## Required tasks
a – In the thread about replacing irc.wikimedia.org, what does Asher Feldman say the wiki job queues will be moved from and to?
b – Name every person who writes a message in the thread about replacing irc.wikimedia.org.
c – Write what comes next in the thread about replacing irc.wikimedia.org, starting after its final sentence.
** Start Passage to read **
Re: switching to something better than irc.wikimedia.org

Petr Bena
web frontend you say?

if you compare the raw data of irc protocol (1 rc feed message) and
raw data of a http request and response for one page consisting only
of that 1 rc feed message, you will see a huge difference in size and
performance.

Also all kinds of authentication required doesn't seem like an
improvement to me. It will only complicate what is simple now. Have
there been many attempts to abuse irc.wikimedia.org so far? there is
no authentication at all.

On Fri, Mar 1, 2013 at 5:46 PM, Asher Feldman <[hidden email]> wrote:

> I don't think a custom daemon would actually be needed.
>
> http://redis.io/topics/pubsub
>
> While I was at flickr, we implemented a pubsub based system to push
> notifications of all photo uploads and metadata changes to google using
> redis as the backend. The rate of uploads and edits at flickr in 2010 was
> orders of magnitude greater than the rate of edits across all wmf projects.
> Publishing to a redis pubsub channel does grow in cost as the number of
> subscribers increases but I don't see a problem at our scale. If so, there
> are ways around it.
>
> We are planning on migrating the wiki job queues from mysql to redis in the
> next few weeks, so it's already a growing piece of our infrastructure.  I
> think the bulk of the work here would actually just be in building
> a frontend webservice that supports websockets / long polling, provides a
> clean api, and preferably uses oauth or some form of registration to ward
> off abuse and allow us to limit the growth of subscribers as we scale.
>
> On Friday, March 1, 2013, Petr Bena wrote:
>
>> I still don't see it as too much complex. Matter of month(s) for
>> volunteers with limited time.
>>
>> However I quite don't see what is so complicated on last 2 points.
>> Given the frequency of updates it's most simple to have the client
>> (user / bot / service that need to read the feed) open the persistent
>> connection to server (dispatcher) which fork itself just as sshd does
>> and the new process handle all requests from this client. The client
>> somehow specify what kind of feed they want to have (that's the
>> registration part) and forked dispatcher keeps it updated with
>> information from cache.
>>
>> Nothing hard. And what's the problem with multithreading huh? :) BTW I
>> don't really think there is a need for multithreading at all, but even
>> if there was, it shouldn't be so hard.
>>
>> On Fri, Mar 1, 2013 at 3:47 PM, Tyler Romeo <[hidden email]<javascript:;>>
>> wrote:
>> > On Fri, Mar 1, 2013 at 9:16 AM, Petr Bena <[hidden email]<javascript:;>>
>> wrote:
>> >
>> >> I have not yet found a good and stable library for JSON parsing in c#,
>> >> should you know some let me know :)
>> >>
>> >
>> > Take a look at http://www.json.org/. They have a list of implementations
>> > for different languages.
>> >
>> > However, I disagree with "I feel like such a project would take an
>> >> insane amount of resources to develop." If we wouldn't make it
>> >> insanely complicated, it won't take insane amount of time ;). The
>> >> cache daemon could be memcached which is already written and stable.
** End Passage to read **
** Start Material **
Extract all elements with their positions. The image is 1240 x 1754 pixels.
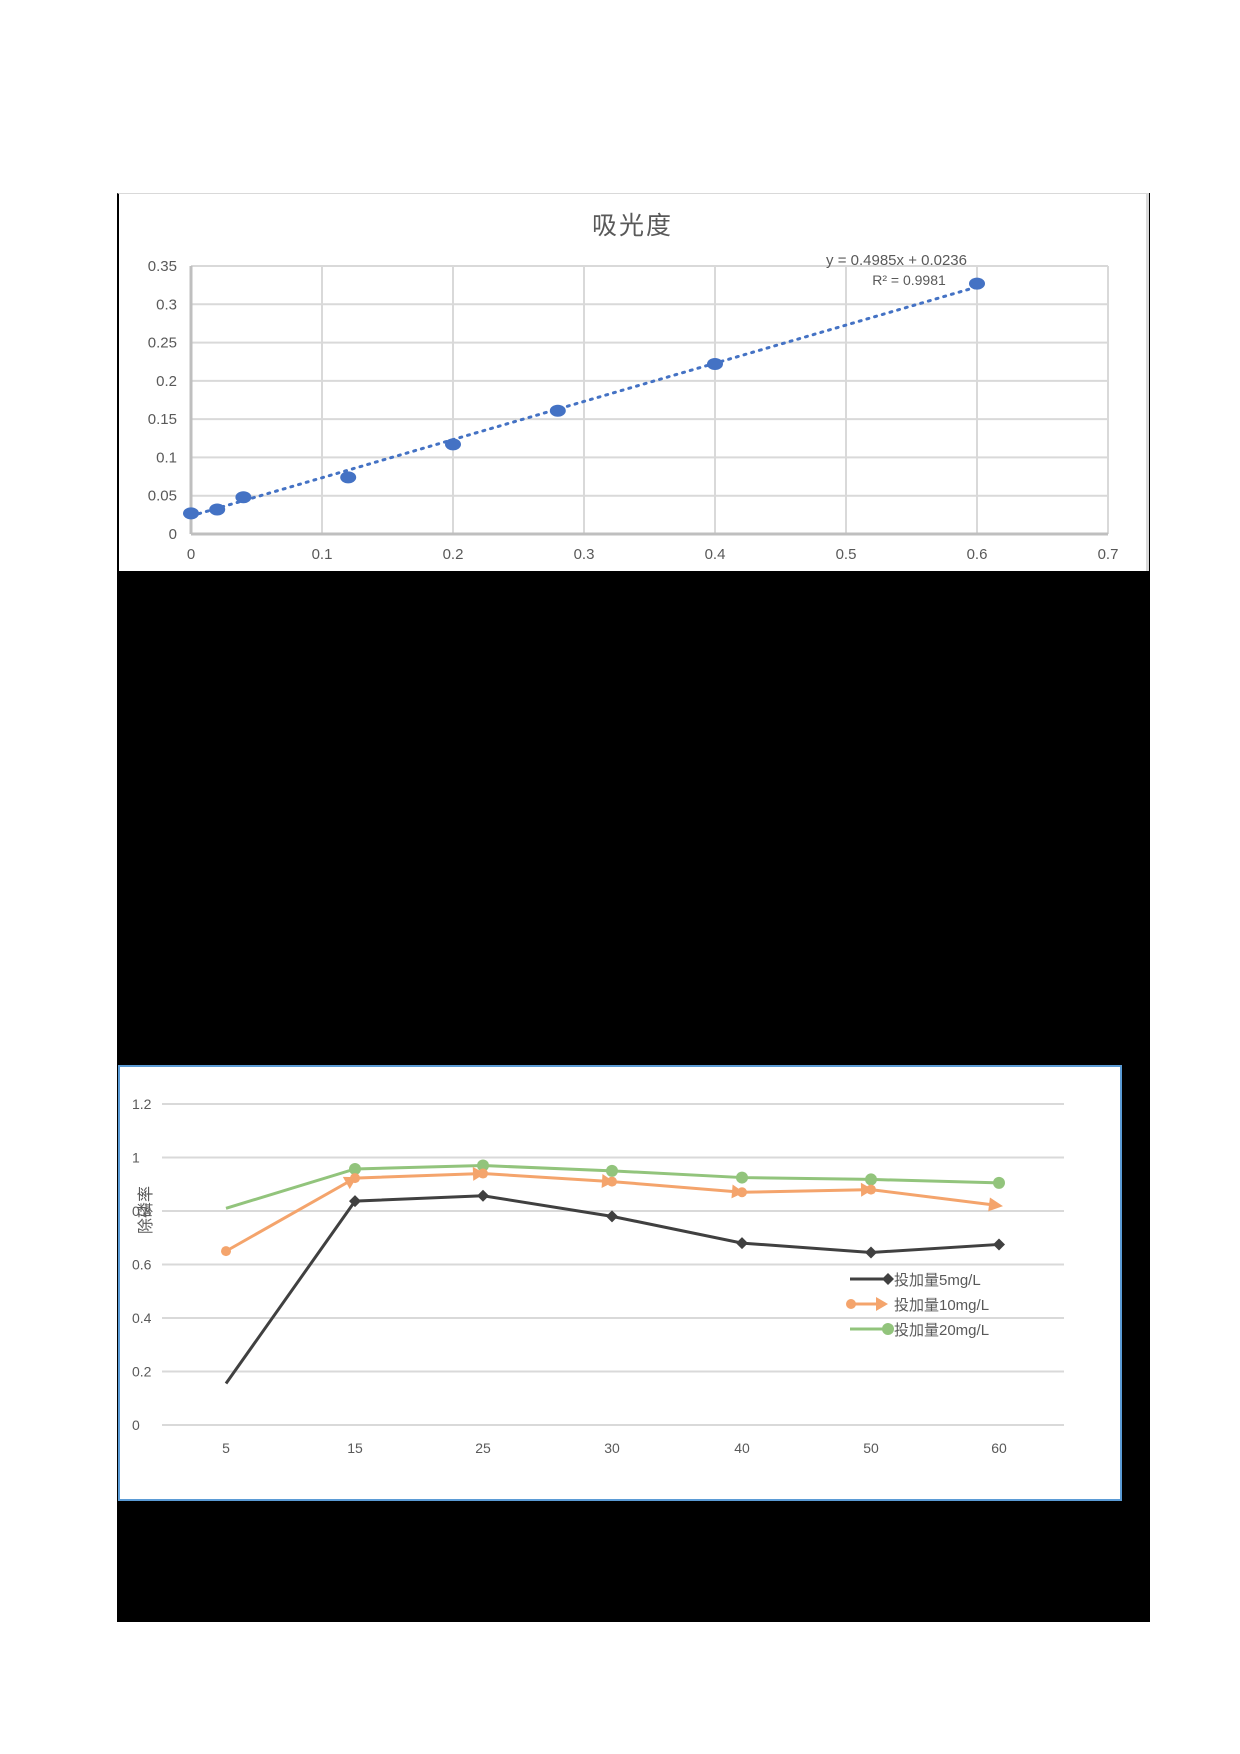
** End Material **
## Response list
a – From mysql to redis, in the next few weeks.

b – Petr Bena, Asher Feldman, Tyler Romeo

c –
>> >> Listener is a simple daemon that just listen in UDP, parse the data
>> >> from mediawiki and store them in memcached in some universal format,
>> >> and dispatcher is just process that takes the data from cache, convert
>> >> them to specified format and send them to client.
>> >
>> >
>> > Here's a quick list of things that are basic requirements we'd have to
>> > implement:
>> >
>> >    - Multi-threading, which is in and of itself a pain in the a**.
>> >    - Some sort of queue for messages, rather than hoping the daemon can
>> >    send out every message in realtime.
>> >    - Ability for clients to register with the daemon (and a place to
>> store
>> >    a client list)
>> >    - Multiple methods of notification (IRC would be one, XMPP might be a
>> >    candidate, and a simple HTTP endpoint would be a must).
>> >
>> > Just those basics isn't an easy task, especially considering unless WMF
>> > allocates resources to it the project would be run solely by those who
>> have
>> > enough free time. Also, I wouldn't use memcached as a caching daemon,
>> > primarily because I'm not sure such an application even needs a caching
>> > daemon. All it does is relay messages.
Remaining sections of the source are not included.